Task directions:
List each line of the data in which the string "STAA" appears.

Task input:
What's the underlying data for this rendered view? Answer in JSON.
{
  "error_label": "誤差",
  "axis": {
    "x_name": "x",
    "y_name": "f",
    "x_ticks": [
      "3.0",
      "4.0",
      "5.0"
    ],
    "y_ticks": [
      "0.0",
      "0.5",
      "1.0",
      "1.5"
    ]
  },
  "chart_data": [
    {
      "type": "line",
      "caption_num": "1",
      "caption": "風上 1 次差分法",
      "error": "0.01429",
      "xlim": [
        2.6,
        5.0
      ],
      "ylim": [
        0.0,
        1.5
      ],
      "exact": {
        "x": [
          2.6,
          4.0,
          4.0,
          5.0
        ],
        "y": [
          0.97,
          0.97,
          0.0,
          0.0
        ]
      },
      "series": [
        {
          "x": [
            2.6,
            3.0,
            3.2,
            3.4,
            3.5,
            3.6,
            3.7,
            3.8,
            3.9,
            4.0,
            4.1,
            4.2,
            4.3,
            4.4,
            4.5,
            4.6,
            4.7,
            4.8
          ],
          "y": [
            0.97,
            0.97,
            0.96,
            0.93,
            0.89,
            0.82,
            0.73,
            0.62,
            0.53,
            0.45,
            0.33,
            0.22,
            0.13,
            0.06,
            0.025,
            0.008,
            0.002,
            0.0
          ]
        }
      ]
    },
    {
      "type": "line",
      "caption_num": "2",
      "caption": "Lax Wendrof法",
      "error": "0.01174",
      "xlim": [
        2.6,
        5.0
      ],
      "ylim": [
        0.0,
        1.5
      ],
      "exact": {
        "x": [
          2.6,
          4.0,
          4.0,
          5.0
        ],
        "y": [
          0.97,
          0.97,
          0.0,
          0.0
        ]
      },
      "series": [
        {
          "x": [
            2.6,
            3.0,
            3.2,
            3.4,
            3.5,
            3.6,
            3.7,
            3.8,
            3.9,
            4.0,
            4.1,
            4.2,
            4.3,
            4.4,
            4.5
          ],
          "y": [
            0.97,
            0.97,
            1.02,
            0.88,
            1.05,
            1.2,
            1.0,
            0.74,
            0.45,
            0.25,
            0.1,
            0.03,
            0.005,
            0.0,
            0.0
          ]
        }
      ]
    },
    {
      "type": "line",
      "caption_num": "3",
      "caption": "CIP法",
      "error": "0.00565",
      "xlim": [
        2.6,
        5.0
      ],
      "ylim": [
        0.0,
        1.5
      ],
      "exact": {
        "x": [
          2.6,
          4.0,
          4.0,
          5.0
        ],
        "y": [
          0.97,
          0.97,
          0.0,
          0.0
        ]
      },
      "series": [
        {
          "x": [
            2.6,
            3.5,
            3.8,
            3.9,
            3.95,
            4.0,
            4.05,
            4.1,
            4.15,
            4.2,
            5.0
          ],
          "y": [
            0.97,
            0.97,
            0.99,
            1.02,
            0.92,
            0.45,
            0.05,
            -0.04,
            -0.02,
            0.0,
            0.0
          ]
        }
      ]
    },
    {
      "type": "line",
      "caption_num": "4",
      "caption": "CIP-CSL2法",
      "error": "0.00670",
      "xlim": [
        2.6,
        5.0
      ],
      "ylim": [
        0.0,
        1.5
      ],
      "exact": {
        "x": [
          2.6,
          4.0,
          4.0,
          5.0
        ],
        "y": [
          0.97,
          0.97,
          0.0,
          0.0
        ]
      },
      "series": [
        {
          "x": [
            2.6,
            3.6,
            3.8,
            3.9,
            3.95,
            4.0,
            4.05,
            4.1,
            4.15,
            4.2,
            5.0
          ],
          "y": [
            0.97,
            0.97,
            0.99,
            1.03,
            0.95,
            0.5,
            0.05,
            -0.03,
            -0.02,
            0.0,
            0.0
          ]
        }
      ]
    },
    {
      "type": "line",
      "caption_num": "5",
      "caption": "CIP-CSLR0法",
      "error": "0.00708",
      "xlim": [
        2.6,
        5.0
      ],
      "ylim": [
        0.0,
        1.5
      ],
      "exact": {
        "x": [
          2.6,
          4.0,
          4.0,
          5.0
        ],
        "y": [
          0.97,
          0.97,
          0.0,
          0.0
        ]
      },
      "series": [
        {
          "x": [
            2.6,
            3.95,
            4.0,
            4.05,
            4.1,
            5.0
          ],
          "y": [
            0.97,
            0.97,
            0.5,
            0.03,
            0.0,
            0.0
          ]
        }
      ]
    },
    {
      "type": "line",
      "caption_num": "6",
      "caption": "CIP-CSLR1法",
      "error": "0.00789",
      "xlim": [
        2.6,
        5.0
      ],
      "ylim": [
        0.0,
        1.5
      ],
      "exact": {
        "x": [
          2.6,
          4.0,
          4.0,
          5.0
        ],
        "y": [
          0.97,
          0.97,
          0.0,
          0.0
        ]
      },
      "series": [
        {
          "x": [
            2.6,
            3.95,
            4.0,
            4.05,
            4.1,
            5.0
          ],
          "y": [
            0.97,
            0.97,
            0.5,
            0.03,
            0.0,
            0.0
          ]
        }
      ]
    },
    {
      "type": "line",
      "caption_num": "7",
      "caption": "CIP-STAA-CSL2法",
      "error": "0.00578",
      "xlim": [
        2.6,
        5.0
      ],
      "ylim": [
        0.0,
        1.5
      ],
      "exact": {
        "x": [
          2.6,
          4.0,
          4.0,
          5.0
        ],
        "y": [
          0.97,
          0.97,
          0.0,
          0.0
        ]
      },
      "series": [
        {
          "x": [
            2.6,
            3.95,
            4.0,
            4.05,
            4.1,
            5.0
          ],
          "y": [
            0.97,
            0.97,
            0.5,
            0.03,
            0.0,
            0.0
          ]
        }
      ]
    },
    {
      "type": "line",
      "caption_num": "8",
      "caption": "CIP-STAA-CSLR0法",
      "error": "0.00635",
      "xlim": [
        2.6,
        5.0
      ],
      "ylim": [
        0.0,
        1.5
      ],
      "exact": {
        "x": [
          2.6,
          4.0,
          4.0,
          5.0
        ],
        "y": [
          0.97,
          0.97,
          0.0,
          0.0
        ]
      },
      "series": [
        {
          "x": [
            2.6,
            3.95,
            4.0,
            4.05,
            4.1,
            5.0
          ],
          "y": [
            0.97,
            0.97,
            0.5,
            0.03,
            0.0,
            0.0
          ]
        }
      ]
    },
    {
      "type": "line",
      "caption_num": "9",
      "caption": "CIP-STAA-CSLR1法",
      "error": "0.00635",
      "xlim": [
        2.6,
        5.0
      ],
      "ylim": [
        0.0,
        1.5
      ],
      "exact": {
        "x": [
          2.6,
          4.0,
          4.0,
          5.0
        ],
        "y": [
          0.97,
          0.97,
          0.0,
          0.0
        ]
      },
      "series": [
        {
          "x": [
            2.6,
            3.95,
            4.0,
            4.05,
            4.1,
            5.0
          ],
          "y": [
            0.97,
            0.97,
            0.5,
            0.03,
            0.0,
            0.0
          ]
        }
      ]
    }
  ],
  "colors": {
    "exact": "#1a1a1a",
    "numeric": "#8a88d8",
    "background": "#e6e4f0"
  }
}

Response:
      "caption": "CIP-STAA-CSL2法",
      "caption": "CIP-STAA-CSLR0法",
      "caption": "CIP-STAA-CSLR1法",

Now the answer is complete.